**The request:** Please write out the material below exactly as given.

**Items from a figure collection:**
+ + +

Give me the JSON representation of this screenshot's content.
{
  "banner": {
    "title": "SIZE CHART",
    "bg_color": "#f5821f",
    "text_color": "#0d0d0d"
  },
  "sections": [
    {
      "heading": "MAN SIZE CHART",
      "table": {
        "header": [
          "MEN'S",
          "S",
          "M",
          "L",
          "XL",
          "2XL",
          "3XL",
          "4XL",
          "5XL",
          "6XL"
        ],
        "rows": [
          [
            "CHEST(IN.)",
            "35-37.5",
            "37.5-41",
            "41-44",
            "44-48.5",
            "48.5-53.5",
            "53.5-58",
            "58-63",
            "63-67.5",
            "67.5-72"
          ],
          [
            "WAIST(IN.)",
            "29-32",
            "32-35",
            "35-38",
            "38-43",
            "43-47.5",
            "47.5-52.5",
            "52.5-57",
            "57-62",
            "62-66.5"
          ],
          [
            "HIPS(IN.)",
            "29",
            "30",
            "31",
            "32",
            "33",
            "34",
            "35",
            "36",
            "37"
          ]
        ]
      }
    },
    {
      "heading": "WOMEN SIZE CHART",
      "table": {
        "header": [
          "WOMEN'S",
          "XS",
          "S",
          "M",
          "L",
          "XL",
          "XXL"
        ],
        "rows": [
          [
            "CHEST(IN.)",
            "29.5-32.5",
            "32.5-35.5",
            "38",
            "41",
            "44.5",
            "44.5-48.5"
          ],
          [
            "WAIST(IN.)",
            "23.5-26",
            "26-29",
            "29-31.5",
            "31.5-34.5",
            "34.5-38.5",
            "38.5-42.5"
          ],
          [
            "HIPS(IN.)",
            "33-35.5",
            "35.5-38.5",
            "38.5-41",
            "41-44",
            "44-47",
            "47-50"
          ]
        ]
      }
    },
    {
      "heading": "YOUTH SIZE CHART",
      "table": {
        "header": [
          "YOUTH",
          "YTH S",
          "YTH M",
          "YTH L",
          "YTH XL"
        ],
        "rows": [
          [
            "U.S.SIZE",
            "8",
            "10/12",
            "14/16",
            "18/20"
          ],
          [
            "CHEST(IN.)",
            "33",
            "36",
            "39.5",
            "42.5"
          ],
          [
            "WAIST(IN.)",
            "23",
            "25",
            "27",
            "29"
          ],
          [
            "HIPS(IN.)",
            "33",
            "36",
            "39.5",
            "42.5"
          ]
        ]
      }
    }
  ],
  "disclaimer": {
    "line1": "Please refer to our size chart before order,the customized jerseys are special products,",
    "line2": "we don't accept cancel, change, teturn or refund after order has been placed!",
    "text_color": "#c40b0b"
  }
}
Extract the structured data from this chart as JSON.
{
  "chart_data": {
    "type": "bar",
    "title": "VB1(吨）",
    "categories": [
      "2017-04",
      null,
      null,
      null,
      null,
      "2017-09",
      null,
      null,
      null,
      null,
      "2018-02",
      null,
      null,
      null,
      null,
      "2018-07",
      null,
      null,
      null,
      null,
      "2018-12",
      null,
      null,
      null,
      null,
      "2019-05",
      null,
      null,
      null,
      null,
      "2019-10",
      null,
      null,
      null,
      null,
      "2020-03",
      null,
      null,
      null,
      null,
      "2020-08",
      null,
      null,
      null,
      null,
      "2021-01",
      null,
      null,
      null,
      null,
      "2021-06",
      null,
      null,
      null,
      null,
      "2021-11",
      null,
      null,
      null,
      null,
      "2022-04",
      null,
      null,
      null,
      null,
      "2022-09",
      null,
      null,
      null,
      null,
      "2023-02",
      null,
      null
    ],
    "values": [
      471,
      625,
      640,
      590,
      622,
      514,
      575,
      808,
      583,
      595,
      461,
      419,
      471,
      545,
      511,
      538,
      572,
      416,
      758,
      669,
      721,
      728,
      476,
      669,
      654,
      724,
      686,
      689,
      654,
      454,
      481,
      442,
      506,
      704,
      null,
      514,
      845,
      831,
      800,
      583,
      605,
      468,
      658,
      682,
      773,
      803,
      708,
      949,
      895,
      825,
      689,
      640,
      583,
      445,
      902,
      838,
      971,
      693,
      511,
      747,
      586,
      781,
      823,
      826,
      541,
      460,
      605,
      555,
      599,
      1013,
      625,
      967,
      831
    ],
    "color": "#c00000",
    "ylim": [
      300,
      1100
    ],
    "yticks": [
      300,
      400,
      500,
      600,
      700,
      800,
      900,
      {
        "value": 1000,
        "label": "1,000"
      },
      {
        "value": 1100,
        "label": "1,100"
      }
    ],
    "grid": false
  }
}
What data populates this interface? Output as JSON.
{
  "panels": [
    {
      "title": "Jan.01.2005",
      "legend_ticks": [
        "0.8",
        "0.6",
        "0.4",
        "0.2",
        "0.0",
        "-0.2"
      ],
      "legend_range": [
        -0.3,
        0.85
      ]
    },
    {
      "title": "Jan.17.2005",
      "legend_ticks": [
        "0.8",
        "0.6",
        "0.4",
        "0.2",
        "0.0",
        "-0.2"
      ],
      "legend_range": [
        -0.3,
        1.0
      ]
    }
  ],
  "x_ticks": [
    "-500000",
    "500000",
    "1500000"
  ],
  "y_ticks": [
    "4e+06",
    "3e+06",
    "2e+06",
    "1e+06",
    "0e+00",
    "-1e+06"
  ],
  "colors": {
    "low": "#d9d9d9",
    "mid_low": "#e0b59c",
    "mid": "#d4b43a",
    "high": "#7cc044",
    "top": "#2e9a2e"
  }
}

+ + +

**Exercise result:**
Give me the JSON representation of this screenshot's content.
{
  "banner": {
    "title": "SIZE CHART",
    "bg_color": "#f5821f",
    "text_color": "#0d0d0d"
  },
  "sections": [
    {
      "heading": "MAN SIZE CHART",
      "table": {
        "header": [
          "MEN'S",
          "S",
          "M",
          "L",
          "XL",
          "2XL",
          "3XL",
          "4XL",
          "5XL",
          "6XL"
        ],
        "rows": [
          [
            "CHEST(IN.)",
            "35-37.5",
            "37.5-41",
            "41-44",
            "44-48.5",
            "48.5-53.5",
            "53.5-58",
            "58-63",
            "63-67.5",
            "67.5-72"
          ],
          [
            "WAIST(IN.)",
            "29-32",
            "32-35",
            "35-38",
            "38-43",
            "43-47.5",
            "47.5-52.5",
            "52.5-57",
            "57-62",
            "62-66.5"
          ],
          [
            "HIPS(IN.)",
            "29",
            "30",
            "31",
            "32",
            "33",
            "34",
            "35",
            "36",
            "37"
          ]
        ]
      }
    },
    {
      "heading": "WOMEN SIZE CHART",
      "table": {
        "header": [
          "WOMEN'S",
          "XS",
          "S",
          "M",
          "L",
          "XL",
          "XXL"
        ],
        "rows": [
          [
            "CHEST(IN.)",
            "29.5-32.5",
            "32.5-35.5",
            "38",
            "41",
            "44.5",
            "44.5-48.5"
          ],
          [
            "WAIST(IN.)",
            "23.5-26",
            "26-29",
            "29-31.5",
            "31.5-34.5",
            "34.5-38.5",
            "38.5-42.5"
          ],
          [
            "HIPS(IN.)",
            "33-35.5",
            "35.5-38.5",
            "38.5-41",
            "41-44",
            "44-47",
            "47-50"
          ]
        ]
      }
    },
    {
      "heading": "YOUTH SIZE CHART",
      "table": {
        "header": [
          "YOUTH",
          "YTH S",
          "YTH M",
          "YTH L",
          "YTH XL"
        ],
        "rows": [
          [
            "U.S.SIZE",
            "8",
            "10/12",
            "14/16",
            "18/20"
          ],
          [
            "CHEST(IN.)",
            "33",
            "36",
            "39.5",
            "42.5"
          ],
          [
            "WAIST(IN.)",
            "23",
            "25",
            "27",
            "29"
          ],
          [
            "HIPS(IN.)",
            "33",
            "36",
            "39.5",
            "42.5"
          ]
        ]
      }
    }
  ],
  "disclaimer": {
    "line1": "Please refer to our size chart before order,the customized jerseys are special products,",
    "line2": "we don't accept cancel, change, teturn or refund after order has been placed!",
    "text_color": "#c40b0b"
  }
}
Extract the structured data from this chart as JSON.
{
  "chart_data": {
    "type": "bar",
    "title": "VB1(吨）",
    "categories": [
      "2017-04",
      null,
      null,
      null,
      null,
      "2017-09",
      null,
      null,
      null,
      null,
      "2018-02",
      null,
      null,
      null,
      null,
      "2018-07",
      null,
      null,
      null,
      null,
      "2018-12",
      null,
      null,
      null,
      null,
      "2019-05",
      null,
      null,
      null,
      null,
      "2019-10",
      null,
      null,
      null,
      null,
      "2020-03",
      null,
      null,
      null,
      null,
      "2020-08",
      null,
      null,
      null,
      null,
      "2021-01",
      null,
      null,
      null,
      null,
      "2021-06",
      null,
      null,
      null,
      null,
      "2021-11",
      null,
      null,
      null,
      null,
      "2022-04",
      null,
      null,
      null,
      null,
      "2022-09",
      null,
      null,
      null,
      null,
      "2023-02",
      null,
      null
    ],
    "values": [
      471,
      625,
      640,
      590,
      622,
      514,
      575,
      808,
      583,
      595,
      461,
      419,
      471,
      545,
      511,
      538,
      572,
      416,
      758,
      669,
      721,
      728,
      476,
      669,
      654,
      724,
      686,
      689,
      654,
      454,
      481,
      442,
      506,
      704,
      null,
      514,
      845,
      831,
      800,
      583,
      605,
      468,
      658,
      682,
      773,
      803,
      708,
      949,
      895,
      825,
      689,
      640,
      583,
      445,
      902,
      838,
      971,
      693,
      511,
      747,
      586,
      781,
      823,
      826,
      541,
      460,
      605,
      555,
      599,
      1013,
      625,
      967,
      831
    ],
    "color": "#c00000",
    "ylim": [
      300,
      1100
    ],
    "yticks": [
      300,
      400,
      500,
      600,
      700,
      800,
      900,
      {
        "value": 1000,
        "label": "1,000"
      },
      {
        "value": 1100,
        "label": "1,100"
      }
    ],
    "grid": false
  }
}
What data populates this interface? Output as JSON.
{
  "panels": [
    {
      "title": "Jan.01.2005",
      "legend_ticks": [
        "0.8",
        "0.6",
        "0.4",
        "0.2",
        "0.0",
        "-0.2"
      ],
      "legend_range": [
        -0.3,
        0.85
      ]
    },
    {
      "title": "Jan.17.2005",
      "legend_ticks": [
        "0.8",
        "0.6",
        "0.4",
        "0.2",
        "0.0",
        "-0.2"
      ],
      "legend_range": [
        -0.3,
        1.0
      ]
    }
  ],
  "x_ticks": [
    "-500000",
    "500000",
    "1500000"
  ],
  "y_ticks": [
    "4e+06",
    "3e+06",
    "2e+06",
    "1e+06",
    "0e+00",
    "-1e+06"
  ],
  "colors": {
    "low": "#d9d9d9",
    "mid_low": "#e0b59c",
    "mid": "#d4b43a",
    "high": "#7cc044",
    "top": "#2e9a2e"
  }
}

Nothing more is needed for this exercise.